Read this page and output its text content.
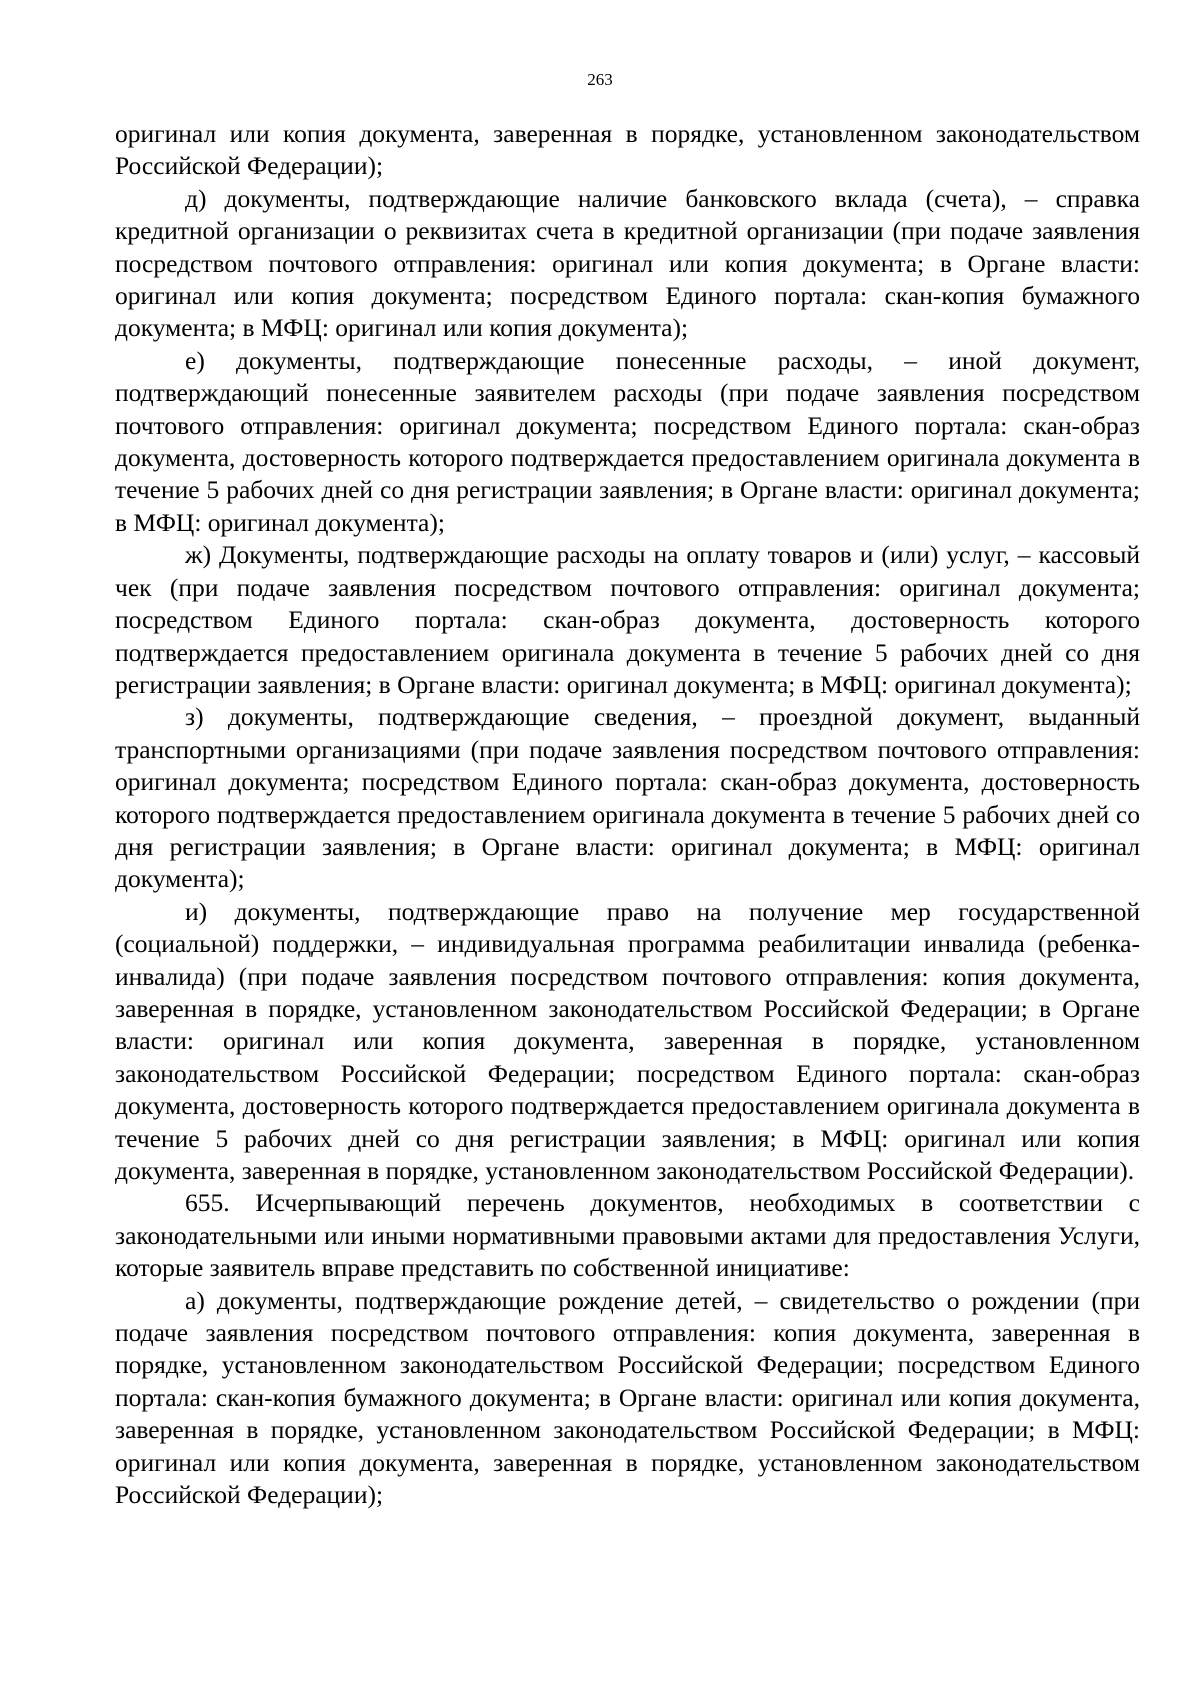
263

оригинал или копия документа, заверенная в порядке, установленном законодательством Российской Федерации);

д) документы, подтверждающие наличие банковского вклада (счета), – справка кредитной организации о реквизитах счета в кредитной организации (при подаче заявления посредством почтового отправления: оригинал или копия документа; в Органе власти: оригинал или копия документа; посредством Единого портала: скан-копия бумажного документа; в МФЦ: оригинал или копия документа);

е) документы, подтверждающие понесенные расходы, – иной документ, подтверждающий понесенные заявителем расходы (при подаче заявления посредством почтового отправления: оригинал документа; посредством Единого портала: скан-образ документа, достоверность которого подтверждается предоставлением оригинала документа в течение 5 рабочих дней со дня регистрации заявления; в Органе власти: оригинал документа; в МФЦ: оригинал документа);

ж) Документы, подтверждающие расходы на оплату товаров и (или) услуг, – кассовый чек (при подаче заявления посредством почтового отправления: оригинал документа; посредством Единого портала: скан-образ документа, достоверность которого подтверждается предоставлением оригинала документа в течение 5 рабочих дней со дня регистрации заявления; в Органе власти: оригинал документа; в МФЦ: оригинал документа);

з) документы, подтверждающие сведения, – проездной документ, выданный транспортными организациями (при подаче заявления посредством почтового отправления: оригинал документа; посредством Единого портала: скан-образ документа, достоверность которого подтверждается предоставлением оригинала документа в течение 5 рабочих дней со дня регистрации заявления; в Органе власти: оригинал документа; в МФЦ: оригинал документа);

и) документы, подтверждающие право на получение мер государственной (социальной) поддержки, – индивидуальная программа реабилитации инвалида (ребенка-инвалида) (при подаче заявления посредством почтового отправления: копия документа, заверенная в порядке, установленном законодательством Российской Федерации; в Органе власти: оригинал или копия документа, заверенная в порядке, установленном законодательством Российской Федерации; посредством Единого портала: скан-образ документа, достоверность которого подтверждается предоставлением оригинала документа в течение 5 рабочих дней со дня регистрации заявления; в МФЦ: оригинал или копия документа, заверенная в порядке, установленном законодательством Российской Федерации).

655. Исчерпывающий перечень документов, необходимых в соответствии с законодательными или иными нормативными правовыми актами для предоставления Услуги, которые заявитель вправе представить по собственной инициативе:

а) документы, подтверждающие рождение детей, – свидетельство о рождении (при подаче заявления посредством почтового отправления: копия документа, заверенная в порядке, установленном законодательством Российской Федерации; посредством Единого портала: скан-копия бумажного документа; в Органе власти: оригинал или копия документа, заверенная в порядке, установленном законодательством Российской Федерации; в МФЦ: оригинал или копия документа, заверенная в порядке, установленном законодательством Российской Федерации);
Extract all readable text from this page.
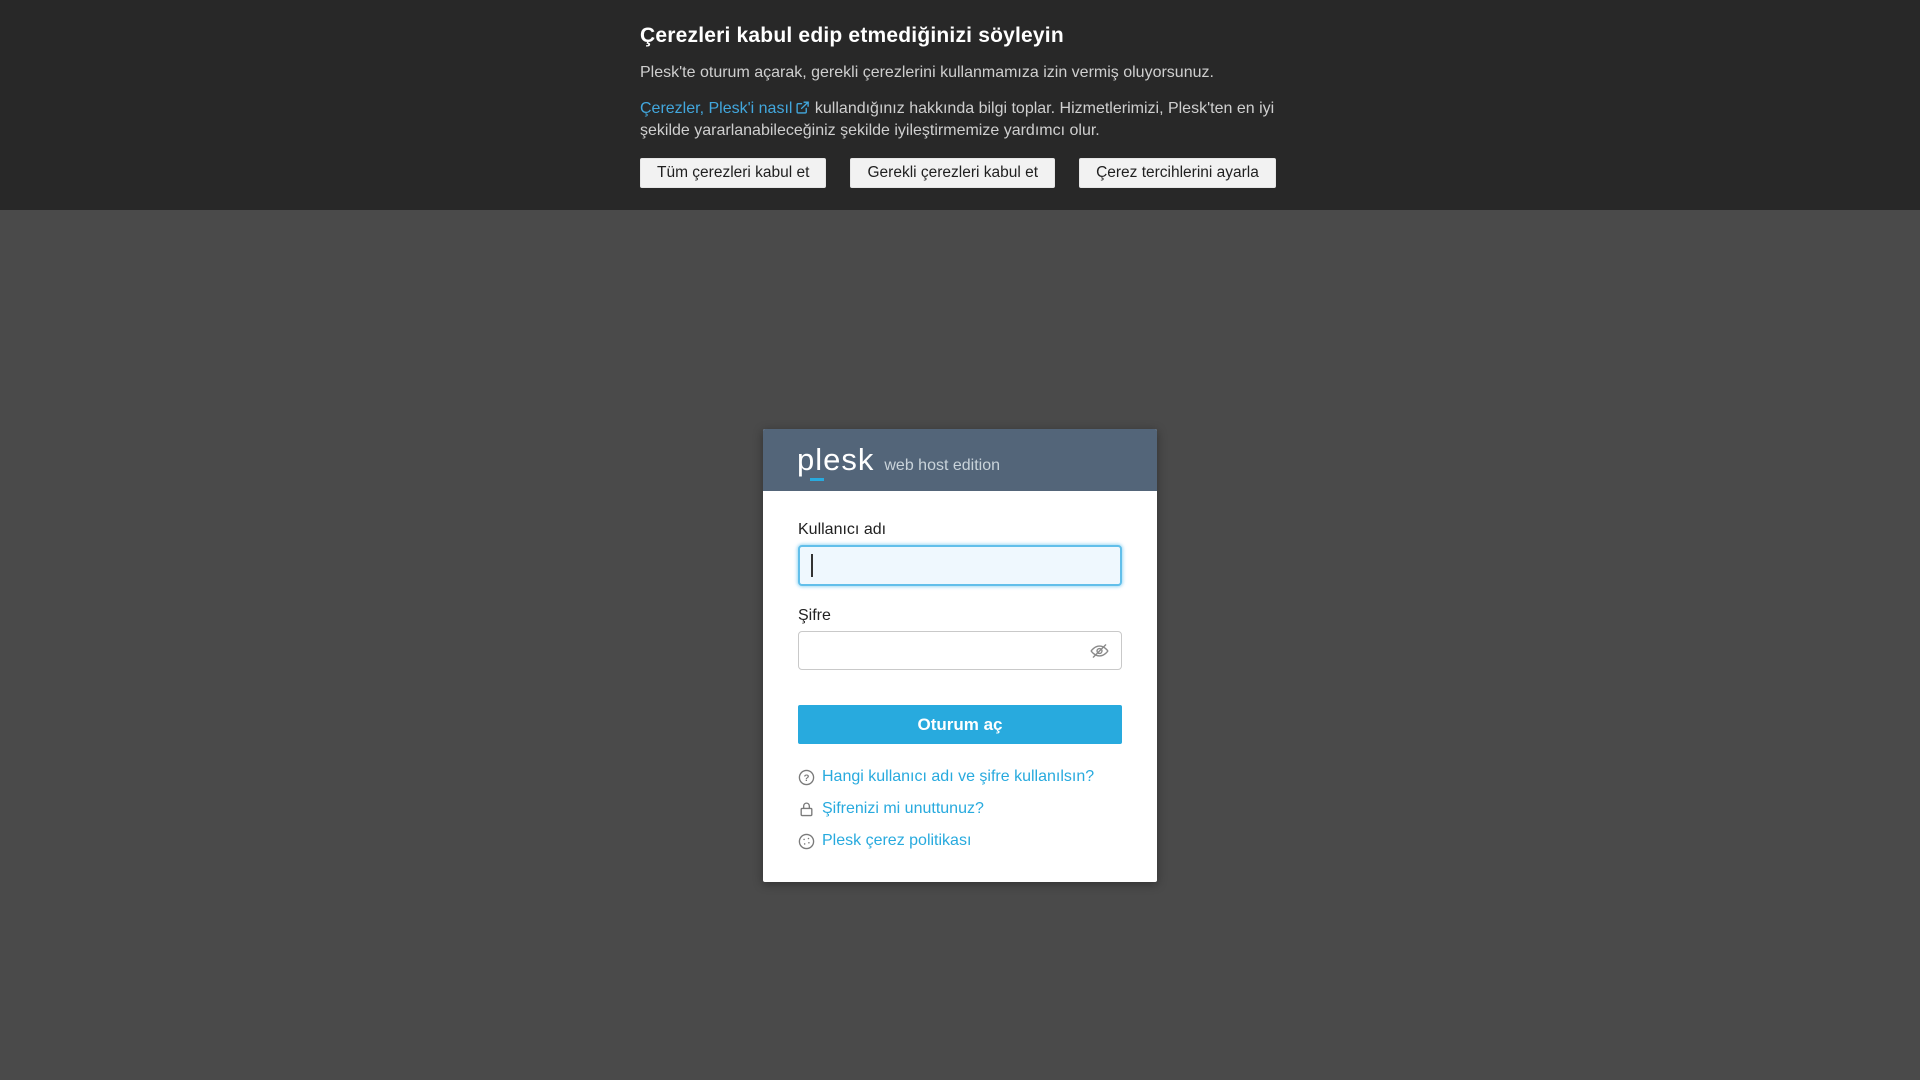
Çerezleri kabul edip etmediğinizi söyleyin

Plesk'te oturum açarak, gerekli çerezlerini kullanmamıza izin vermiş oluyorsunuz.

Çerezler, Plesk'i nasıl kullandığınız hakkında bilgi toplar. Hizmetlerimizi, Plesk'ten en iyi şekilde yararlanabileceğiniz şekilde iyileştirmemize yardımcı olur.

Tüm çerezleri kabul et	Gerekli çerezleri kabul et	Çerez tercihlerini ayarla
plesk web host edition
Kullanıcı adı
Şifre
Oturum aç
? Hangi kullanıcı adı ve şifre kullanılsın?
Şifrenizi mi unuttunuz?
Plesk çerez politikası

********

▶ **Short task**
Reproduce the listing above exactly, excluding all pictures.

▶ **Reply**
Read this page and output its text content.
263

оригинал или копия документа, заверенная в порядке, установленном законодательством Российской Федерации);

д) документы, подтверждающие наличие банковского вклада (счета), – справка кредитной организации о реквизитах счета в кредитной организации (при подаче заявления посредством почтового отправления: оригинал или копия документа; в Органе власти: оригинал или копия документа; посредством Единого портала: скан-копия бумажного документа; в МФЦ: оригинал или копия документа);

е) документы, подтверждающие понесенные расходы, – иной документ, подтверждающий понесенные заявителем расходы (при подаче заявления посредством почтового отправления: оригинал документа; посредством Единого портала: скан-образ документа, достоверность которого подтверждается предоставлением оригинала документа в течение 5 рабочих дней со дня регистрации заявления; в Органе власти: оригинал документа; в МФЦ: оригинал документа);

ж) Документы, подтверждающие расходы на оплату товаров и (или) услуг, – кассовый чек (при подаче заявления посредством почтового отправления: оригинал документа; посредством Единого портала: скан-образ документа, достоверность которого подтверждается предоставлением оригинала документа в течение 5 рабочих дней со дня регистрации заявления; в Органе власти: оригинал документа; в МФЦ: оригинал документа);

з) документы, подтверждающие сведения, – проездной документ, выданный транспортными организациями (при подаче заявления посредством почтового отправления: оригинал документа; посредством Единого портала: скан-образ документа, достоверность которого подтверждается предоставлением оригинала документа в течение 5 рабочих дней со дня регистрации заявления; в Органе власти: оригинал документа; в МФЦ: оригинал документа);

и) документы, подтверждающие право на получение мер государственной (социальной) поддержки, – индивидуальная программа реабилитации инвалида (ребенка-инвалида) (при подаче заявления посредством почтового отправления: копия документа, заверенная в порядке, установленном законодательством Российской Федерации; в Органе власти: оригинал или копия документа, заверенная в порядке, установленном законодательством Российской Федерации; посредством Единого портала: скан-образ документа, достоверность которого подтверждается предоставлением оригинала документа в течение 5 рабочих дней со дня регистрации заявления; в МФЦ: оригинал или копия документа, заверенная в порядке, установленном законодательством Российской Федерации).

655. Исчерпывающий перечень документов, необходимых в соответствии с законодательными или иными нормативными правовыми актами для предоставления Услуги, которые заявитель вправе представить по собственной инициативе:

а) документы, подтверждающие рождение детей, – свидетельство о рождении (при подаче заявления посредством почтового отправления: копия документа, заверенная в порядке, установленном законодательством Российской Федерации; посредством Единого портала: скан-копия бумажного документа; в Органе власти: оригинал или копия документа, заверенная в порядке, установленном законодательством Российской Федерации; в МФЦ: оригинал или копия документа, заверенная в порядке, установленном законодательством Российской Федерации);
Extract all readable text from this page.
Çerezleri kabul edip etmediğinizi söyleyin

Plesk'te oturum açarak, gerekli çerezlerini kullanmamıza izin vermiş oluyorsunuz.

Çerezler, Plesk'i nasıl kullandığınız hakkında bilgi toplar. Hizmetlerimizi, Plesk'ten en iyi şekilde yararlanabileceğiniz şekilde iyileştirmemize yardımcı olur.

Tüm çerezleri kabul et	Gerekli çerezleri kabul et	Çerez tercihlerini ayarla
plesk web host edition
Kullanıcı adı
Şifre
Oturum aç
? Hangi kullanıcı adı ve şifre kullanılsın?
Şifrenizi mi unuttunuz?
Plesk çerez politikası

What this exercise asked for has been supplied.